WORK TO BE COMPLETED:
From the material below, list every line containing "this".

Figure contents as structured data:
★ ★ ★

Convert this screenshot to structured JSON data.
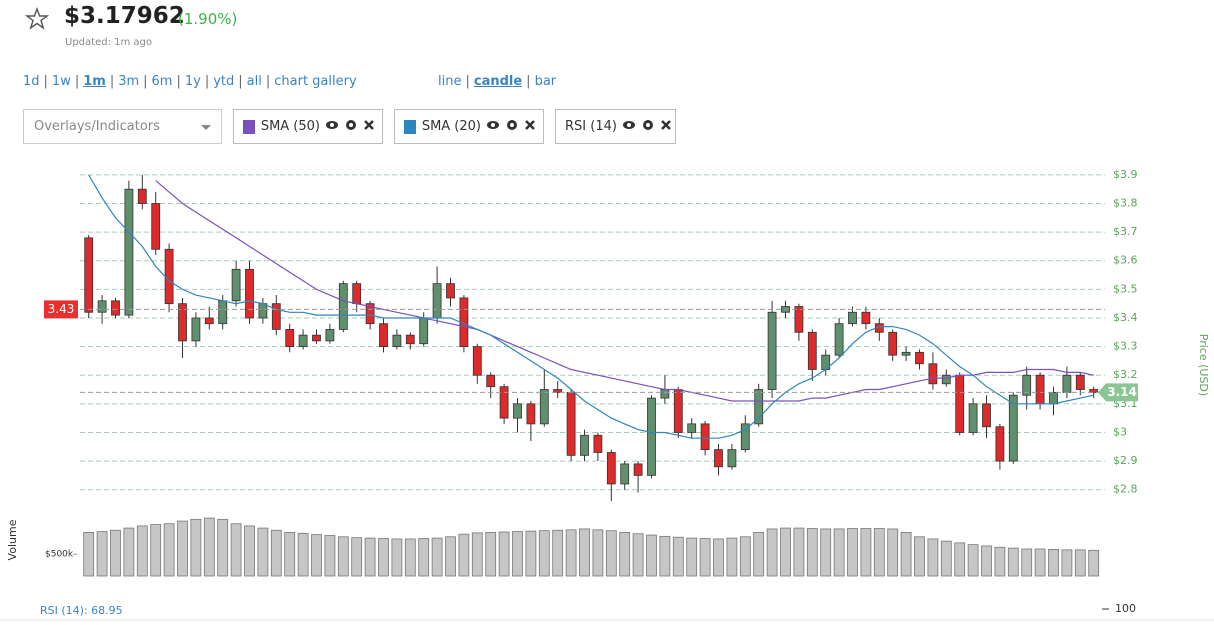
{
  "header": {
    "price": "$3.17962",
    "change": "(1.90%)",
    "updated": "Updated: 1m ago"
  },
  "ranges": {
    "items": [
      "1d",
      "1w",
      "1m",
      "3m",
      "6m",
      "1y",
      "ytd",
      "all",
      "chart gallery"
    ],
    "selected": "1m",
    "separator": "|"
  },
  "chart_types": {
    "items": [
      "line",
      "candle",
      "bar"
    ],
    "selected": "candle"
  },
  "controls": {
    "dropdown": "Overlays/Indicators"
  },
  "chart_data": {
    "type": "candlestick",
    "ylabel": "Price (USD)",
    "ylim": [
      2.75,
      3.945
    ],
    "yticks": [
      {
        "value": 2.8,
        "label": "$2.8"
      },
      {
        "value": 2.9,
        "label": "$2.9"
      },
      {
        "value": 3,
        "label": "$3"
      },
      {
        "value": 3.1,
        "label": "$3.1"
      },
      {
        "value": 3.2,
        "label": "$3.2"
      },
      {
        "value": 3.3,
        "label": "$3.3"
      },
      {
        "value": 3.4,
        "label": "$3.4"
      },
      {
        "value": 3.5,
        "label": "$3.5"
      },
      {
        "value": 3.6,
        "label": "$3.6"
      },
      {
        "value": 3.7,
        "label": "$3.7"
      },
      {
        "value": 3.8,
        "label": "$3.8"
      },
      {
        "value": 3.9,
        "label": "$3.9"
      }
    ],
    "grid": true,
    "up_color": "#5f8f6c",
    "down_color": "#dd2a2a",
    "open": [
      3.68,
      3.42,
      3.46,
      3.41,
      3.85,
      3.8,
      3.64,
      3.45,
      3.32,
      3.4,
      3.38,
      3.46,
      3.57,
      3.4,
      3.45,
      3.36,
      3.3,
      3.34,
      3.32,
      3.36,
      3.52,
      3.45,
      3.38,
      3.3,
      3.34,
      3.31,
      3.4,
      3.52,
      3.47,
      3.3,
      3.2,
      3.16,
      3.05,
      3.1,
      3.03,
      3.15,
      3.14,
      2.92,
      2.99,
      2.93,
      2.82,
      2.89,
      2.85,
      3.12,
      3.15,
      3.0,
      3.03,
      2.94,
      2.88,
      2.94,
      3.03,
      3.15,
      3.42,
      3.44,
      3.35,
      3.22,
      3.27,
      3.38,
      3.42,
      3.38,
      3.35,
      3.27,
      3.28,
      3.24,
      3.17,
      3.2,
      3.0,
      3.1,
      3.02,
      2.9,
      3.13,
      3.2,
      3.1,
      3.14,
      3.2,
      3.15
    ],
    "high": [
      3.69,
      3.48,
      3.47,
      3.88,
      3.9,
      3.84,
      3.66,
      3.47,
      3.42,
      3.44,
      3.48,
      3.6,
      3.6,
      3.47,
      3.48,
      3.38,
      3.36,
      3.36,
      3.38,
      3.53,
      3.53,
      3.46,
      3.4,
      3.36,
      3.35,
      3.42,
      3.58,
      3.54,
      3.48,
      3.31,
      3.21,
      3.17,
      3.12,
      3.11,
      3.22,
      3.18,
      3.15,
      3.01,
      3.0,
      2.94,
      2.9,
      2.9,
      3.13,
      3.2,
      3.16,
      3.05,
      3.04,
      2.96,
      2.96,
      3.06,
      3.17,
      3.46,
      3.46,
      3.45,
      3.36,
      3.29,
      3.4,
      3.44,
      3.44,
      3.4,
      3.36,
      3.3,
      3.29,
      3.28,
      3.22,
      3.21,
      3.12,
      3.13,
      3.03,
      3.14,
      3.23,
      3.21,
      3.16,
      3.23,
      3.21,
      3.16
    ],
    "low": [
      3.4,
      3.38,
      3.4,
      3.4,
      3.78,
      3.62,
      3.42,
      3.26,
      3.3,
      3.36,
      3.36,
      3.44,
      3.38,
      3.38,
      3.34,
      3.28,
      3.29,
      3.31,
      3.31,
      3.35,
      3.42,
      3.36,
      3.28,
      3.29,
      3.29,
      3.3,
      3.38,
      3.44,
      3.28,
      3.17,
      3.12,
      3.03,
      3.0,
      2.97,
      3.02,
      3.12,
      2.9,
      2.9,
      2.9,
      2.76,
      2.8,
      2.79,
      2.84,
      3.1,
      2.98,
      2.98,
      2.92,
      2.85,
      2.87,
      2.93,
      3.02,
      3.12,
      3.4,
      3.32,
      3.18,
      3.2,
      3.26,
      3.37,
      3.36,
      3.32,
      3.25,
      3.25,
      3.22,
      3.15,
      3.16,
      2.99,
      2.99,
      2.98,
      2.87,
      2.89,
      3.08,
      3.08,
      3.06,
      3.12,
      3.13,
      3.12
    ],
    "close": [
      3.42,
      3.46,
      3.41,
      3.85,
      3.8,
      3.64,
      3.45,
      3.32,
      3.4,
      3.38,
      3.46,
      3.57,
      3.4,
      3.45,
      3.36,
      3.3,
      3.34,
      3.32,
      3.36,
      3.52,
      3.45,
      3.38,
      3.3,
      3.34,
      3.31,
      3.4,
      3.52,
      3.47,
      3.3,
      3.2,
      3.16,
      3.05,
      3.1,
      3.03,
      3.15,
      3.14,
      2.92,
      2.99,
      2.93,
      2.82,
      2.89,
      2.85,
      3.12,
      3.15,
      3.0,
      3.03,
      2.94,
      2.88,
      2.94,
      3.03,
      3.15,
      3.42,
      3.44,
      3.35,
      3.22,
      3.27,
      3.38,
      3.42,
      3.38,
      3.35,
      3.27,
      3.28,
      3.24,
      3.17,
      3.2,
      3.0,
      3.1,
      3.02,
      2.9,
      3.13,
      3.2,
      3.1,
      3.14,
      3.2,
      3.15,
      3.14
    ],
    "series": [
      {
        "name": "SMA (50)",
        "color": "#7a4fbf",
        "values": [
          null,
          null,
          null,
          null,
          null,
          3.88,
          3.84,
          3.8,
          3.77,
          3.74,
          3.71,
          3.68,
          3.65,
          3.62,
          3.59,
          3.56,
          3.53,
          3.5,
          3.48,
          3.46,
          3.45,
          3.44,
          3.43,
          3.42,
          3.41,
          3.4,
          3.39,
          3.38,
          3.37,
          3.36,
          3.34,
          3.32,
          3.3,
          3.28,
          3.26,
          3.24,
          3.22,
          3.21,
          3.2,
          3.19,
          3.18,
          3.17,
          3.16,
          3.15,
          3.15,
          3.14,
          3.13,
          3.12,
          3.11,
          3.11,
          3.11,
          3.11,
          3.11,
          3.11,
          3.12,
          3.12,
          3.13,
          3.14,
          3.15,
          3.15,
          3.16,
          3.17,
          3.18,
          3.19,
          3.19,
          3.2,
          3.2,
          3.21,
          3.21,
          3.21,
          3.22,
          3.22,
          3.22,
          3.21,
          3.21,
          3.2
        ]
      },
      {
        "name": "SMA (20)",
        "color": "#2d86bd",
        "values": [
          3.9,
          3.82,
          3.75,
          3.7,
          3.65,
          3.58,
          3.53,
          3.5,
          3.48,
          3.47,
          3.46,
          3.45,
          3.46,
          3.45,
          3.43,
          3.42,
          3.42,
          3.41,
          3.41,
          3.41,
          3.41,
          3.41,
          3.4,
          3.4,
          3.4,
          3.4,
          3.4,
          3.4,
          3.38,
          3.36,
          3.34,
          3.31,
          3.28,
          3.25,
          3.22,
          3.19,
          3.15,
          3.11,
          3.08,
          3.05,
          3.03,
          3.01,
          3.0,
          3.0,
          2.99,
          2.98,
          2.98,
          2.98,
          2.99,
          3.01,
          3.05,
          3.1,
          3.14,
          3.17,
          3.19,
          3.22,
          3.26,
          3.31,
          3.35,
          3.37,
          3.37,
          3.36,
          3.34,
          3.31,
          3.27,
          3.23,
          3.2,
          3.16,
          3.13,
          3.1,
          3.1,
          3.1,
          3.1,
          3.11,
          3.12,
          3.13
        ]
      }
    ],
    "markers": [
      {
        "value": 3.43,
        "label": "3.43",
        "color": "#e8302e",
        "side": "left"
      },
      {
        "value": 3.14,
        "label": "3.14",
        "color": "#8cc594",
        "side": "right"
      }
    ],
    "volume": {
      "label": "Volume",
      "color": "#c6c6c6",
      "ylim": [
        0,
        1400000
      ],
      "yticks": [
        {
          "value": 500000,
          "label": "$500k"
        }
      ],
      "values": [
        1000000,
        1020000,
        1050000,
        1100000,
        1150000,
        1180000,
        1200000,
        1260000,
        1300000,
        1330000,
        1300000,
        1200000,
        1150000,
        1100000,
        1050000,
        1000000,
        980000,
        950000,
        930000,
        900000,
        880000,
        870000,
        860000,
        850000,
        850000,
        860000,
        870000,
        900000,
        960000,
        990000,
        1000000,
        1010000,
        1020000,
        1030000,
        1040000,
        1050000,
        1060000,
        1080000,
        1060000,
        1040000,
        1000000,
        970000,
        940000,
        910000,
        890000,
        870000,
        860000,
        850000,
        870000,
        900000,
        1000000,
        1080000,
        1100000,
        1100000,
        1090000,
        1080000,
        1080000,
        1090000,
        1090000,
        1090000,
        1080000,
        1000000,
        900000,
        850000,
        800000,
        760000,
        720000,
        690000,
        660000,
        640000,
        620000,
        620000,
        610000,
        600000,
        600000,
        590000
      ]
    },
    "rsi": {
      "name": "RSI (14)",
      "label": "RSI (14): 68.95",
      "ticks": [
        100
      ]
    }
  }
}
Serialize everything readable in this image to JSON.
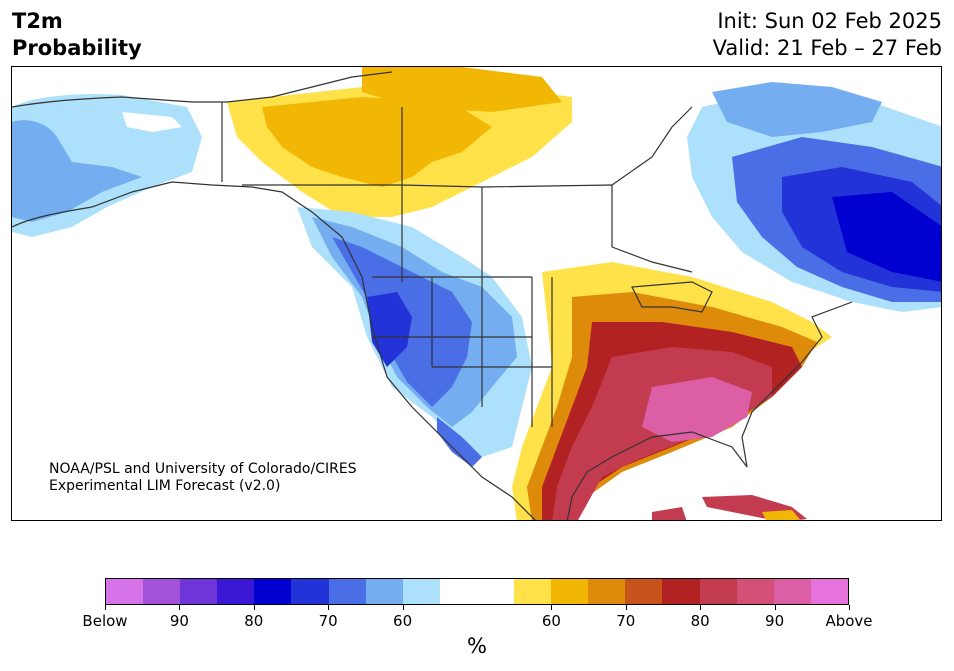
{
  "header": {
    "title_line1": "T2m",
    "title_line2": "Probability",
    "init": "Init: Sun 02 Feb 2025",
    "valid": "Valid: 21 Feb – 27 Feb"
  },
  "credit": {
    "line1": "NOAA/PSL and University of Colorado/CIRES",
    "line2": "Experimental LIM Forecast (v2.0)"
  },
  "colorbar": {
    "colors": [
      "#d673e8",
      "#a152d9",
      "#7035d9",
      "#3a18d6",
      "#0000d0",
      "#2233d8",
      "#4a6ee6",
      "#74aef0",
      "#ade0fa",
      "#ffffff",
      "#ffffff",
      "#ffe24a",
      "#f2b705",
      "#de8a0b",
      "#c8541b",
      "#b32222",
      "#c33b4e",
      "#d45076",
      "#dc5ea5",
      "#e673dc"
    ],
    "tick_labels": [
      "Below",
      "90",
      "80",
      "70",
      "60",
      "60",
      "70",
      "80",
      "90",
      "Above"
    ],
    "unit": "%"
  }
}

★ ★ ★

FINAL RESULT:
Convert this screenshot to structured JSON data.
Serialize everything readable in this image to JSON.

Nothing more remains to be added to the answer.